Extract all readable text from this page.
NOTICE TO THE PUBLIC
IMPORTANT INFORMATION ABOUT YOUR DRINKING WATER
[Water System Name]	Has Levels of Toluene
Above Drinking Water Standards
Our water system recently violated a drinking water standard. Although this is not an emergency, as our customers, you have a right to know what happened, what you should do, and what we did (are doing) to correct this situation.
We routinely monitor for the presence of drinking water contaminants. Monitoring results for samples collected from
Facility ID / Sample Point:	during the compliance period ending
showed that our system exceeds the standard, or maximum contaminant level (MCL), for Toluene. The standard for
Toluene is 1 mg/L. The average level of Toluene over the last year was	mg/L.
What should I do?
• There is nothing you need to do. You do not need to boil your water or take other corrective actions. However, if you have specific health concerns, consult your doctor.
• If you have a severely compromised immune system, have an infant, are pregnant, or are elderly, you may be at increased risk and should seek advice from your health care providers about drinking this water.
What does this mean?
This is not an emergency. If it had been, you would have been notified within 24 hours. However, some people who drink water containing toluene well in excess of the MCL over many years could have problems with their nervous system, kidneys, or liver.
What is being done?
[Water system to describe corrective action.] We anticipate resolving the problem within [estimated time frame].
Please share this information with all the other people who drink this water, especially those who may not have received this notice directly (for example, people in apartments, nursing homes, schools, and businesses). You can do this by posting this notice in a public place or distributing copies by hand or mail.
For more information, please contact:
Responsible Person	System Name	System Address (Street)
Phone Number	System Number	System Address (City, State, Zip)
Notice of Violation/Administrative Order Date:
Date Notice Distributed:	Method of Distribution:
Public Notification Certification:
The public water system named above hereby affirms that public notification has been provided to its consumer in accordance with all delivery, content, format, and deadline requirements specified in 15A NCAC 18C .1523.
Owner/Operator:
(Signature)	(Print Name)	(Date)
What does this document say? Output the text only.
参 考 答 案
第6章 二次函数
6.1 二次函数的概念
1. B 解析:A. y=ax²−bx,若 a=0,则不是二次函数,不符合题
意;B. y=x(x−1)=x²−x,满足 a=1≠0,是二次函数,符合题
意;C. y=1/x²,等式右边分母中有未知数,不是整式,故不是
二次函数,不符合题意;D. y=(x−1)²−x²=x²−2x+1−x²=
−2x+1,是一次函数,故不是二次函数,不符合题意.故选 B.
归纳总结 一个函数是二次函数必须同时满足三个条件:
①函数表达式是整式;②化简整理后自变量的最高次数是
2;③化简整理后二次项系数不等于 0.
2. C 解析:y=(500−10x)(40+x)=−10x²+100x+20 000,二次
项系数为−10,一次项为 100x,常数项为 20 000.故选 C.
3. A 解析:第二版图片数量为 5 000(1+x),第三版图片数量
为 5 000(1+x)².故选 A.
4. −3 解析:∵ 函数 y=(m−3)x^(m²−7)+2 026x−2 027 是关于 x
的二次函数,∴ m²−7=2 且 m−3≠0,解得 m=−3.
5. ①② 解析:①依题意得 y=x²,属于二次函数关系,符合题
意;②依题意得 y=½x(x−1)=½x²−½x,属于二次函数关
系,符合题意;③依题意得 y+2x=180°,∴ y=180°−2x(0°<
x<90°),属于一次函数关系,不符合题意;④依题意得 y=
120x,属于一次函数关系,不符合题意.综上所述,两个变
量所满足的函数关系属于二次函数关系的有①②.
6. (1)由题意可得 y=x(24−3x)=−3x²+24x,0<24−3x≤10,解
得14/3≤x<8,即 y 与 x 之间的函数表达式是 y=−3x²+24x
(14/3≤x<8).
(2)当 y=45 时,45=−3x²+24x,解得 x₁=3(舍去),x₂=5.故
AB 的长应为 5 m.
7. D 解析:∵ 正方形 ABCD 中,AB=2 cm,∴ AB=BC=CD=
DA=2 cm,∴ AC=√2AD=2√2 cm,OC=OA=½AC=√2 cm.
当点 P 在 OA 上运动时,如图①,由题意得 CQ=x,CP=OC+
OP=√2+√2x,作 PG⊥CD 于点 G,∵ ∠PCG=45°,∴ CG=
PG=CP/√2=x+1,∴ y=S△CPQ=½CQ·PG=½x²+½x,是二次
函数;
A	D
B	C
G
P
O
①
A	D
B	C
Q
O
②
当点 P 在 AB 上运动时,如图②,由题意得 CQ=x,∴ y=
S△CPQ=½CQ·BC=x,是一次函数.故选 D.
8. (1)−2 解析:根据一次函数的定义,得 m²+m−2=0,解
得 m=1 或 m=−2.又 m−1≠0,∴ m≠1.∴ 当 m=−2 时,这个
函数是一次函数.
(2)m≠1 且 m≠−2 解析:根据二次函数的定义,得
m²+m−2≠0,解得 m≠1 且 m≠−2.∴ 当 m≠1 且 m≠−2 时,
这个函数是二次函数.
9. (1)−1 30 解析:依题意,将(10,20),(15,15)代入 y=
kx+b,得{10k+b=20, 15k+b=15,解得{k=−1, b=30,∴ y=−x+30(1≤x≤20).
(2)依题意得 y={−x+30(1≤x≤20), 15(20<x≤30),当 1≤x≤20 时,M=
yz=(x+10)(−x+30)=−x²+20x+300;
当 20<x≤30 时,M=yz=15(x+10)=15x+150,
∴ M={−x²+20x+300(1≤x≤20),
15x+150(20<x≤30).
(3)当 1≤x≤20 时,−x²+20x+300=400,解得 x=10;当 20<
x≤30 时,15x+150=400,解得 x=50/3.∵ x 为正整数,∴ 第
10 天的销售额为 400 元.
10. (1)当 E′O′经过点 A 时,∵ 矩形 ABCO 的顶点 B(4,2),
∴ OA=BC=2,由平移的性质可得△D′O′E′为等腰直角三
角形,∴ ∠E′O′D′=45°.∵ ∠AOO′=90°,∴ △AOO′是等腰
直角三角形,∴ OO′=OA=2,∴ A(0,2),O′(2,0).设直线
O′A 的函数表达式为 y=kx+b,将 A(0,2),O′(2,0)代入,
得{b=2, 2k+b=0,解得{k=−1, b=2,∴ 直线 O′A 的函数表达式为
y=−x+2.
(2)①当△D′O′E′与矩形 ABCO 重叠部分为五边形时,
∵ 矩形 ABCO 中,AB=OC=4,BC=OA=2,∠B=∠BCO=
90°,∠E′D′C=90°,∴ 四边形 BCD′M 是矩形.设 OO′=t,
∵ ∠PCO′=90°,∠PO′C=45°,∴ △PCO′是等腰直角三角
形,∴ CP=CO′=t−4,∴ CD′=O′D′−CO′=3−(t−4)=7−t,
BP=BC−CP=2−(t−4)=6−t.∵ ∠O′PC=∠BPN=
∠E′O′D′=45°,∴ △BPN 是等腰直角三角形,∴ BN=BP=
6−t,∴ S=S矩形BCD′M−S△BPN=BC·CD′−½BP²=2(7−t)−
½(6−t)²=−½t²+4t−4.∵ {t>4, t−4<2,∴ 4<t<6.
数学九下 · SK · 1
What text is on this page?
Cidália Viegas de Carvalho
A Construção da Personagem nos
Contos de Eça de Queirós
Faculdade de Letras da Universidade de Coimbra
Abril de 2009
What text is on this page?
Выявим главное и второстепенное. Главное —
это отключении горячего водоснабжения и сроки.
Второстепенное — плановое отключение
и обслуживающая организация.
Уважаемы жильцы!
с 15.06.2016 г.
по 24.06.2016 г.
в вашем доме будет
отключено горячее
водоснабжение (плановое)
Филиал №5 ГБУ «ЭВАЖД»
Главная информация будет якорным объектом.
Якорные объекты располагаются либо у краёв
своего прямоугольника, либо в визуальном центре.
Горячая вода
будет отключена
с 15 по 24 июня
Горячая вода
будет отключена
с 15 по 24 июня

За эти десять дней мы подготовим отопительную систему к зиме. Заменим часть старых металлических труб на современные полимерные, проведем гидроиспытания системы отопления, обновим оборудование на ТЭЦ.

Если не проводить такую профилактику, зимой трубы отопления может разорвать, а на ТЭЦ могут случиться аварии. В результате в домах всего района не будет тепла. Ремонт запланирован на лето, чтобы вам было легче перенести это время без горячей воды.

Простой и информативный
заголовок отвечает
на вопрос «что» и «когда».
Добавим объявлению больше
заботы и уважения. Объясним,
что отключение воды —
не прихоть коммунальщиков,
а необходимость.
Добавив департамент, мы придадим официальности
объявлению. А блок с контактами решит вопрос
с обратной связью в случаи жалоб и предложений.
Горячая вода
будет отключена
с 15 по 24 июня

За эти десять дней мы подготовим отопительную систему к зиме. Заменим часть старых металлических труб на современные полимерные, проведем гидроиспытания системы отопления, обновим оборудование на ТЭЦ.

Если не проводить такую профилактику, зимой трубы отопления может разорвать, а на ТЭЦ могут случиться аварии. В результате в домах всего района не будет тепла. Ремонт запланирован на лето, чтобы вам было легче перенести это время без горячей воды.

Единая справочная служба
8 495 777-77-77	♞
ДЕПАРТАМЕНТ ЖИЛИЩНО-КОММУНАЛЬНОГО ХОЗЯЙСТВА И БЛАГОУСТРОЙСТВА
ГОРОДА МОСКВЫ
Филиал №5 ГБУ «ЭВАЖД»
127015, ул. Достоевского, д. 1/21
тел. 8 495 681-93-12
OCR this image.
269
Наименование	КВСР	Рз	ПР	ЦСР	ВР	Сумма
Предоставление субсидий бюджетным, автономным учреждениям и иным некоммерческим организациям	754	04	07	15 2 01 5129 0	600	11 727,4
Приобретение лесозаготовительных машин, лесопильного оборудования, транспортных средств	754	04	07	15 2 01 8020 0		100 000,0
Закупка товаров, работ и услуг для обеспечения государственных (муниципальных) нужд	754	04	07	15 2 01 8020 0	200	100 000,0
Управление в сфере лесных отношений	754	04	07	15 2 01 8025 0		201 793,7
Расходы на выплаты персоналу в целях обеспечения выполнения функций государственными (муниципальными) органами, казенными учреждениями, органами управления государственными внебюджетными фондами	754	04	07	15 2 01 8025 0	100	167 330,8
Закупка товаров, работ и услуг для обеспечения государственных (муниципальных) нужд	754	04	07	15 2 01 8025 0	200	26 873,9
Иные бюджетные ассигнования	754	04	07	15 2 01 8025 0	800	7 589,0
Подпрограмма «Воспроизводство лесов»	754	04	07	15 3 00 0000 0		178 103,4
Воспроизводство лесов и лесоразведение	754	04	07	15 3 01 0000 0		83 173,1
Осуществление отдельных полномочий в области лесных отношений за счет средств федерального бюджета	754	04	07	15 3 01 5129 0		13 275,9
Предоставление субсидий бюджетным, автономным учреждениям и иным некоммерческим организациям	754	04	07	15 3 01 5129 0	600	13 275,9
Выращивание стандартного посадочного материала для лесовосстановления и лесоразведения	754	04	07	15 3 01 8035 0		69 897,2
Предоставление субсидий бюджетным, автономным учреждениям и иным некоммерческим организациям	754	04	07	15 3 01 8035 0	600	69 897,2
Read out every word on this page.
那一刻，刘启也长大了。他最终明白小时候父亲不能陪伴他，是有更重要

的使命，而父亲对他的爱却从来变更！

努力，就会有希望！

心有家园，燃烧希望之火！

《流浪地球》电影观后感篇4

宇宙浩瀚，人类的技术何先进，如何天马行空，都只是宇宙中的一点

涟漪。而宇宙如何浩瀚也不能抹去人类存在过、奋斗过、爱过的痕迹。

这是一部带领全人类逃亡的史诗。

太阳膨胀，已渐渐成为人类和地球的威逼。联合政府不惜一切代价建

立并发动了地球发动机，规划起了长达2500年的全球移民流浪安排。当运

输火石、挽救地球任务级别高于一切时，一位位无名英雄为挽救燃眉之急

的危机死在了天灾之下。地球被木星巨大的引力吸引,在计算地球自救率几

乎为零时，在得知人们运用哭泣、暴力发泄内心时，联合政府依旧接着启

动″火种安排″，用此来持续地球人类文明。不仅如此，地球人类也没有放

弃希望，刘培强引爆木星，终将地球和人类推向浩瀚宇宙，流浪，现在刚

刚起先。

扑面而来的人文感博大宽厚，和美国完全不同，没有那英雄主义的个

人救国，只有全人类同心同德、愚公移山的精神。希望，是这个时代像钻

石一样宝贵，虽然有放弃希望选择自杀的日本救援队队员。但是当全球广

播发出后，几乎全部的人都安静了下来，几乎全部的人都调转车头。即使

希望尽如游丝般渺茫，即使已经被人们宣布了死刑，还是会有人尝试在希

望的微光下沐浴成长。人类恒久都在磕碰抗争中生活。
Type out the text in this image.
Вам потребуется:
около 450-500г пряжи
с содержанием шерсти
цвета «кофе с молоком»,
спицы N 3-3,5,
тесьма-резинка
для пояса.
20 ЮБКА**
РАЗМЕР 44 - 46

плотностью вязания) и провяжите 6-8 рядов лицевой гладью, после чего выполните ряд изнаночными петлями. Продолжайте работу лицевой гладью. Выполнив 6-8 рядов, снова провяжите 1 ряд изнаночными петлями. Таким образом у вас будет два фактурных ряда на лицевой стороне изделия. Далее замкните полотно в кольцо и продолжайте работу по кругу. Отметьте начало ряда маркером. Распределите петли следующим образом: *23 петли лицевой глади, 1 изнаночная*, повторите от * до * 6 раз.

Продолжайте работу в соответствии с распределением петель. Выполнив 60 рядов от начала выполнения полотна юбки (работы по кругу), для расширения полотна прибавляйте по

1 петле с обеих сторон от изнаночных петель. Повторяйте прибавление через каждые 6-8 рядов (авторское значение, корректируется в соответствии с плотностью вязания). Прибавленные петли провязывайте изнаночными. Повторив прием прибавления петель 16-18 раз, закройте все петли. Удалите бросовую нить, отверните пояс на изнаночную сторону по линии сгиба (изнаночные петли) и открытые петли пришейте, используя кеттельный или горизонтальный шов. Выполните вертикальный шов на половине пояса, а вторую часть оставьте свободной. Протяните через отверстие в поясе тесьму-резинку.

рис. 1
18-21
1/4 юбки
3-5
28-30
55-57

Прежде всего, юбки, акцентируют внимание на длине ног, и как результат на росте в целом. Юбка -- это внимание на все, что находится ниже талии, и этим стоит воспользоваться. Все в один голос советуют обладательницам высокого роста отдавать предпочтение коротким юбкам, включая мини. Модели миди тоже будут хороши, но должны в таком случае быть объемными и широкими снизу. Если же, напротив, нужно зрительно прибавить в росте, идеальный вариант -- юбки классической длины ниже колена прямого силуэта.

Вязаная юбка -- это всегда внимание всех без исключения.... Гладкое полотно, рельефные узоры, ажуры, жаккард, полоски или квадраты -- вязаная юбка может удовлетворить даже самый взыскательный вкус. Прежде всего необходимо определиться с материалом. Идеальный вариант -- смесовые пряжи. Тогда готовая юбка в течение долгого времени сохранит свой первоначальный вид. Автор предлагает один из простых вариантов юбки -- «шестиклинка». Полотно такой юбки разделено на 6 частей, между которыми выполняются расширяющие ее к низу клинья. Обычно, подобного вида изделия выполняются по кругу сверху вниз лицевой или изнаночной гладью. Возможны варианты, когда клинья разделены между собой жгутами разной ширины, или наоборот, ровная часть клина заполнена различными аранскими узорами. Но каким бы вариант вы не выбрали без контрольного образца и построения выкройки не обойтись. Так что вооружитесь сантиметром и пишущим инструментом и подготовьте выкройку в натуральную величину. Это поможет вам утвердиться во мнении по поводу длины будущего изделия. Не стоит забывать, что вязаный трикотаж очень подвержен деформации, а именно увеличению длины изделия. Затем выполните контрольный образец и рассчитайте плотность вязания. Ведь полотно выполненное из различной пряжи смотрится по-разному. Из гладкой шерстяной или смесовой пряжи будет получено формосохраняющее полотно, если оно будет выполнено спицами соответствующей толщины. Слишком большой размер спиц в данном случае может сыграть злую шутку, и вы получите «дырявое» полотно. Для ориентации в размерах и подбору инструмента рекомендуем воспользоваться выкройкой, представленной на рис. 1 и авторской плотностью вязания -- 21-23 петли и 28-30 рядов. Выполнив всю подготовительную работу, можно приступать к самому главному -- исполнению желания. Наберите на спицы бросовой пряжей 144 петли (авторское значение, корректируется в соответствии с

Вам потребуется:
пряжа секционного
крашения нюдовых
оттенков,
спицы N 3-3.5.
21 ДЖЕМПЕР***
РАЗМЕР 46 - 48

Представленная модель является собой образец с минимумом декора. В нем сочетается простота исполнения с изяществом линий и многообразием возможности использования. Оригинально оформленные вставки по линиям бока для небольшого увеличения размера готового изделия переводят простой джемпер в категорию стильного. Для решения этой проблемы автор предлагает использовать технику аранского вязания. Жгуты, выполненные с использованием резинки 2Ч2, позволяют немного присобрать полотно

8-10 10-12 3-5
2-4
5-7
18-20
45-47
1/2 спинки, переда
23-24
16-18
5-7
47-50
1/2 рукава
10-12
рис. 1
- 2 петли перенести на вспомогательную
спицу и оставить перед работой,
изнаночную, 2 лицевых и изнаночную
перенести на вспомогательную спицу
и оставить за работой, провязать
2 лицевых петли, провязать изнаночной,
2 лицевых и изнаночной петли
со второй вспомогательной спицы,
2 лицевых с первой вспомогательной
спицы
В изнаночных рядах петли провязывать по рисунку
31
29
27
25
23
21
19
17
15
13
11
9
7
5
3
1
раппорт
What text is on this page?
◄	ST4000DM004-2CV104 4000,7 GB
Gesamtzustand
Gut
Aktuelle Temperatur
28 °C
--- --- ---
SET TASK
In the listing, find each line with the string "некоммерческим" and copy it.

WORKED SOLUTION
Предоставление субсидий бюджетным, автономным учреждениям и иным некоммерческим организациям	754	04	07	15 2 01 5129 0	600	11 727,4
Предоставление субсидий бюджетным, автономным учреждениям и иным некоммерческим организациям	754	04	07	15 3 01 5129 0	600	13 275,9
Предоставление субсидий бюджетным, автономным учреждениям и иным некоммерческим организациям	754	04	07	15 3 01 8035 0	600	69 897,2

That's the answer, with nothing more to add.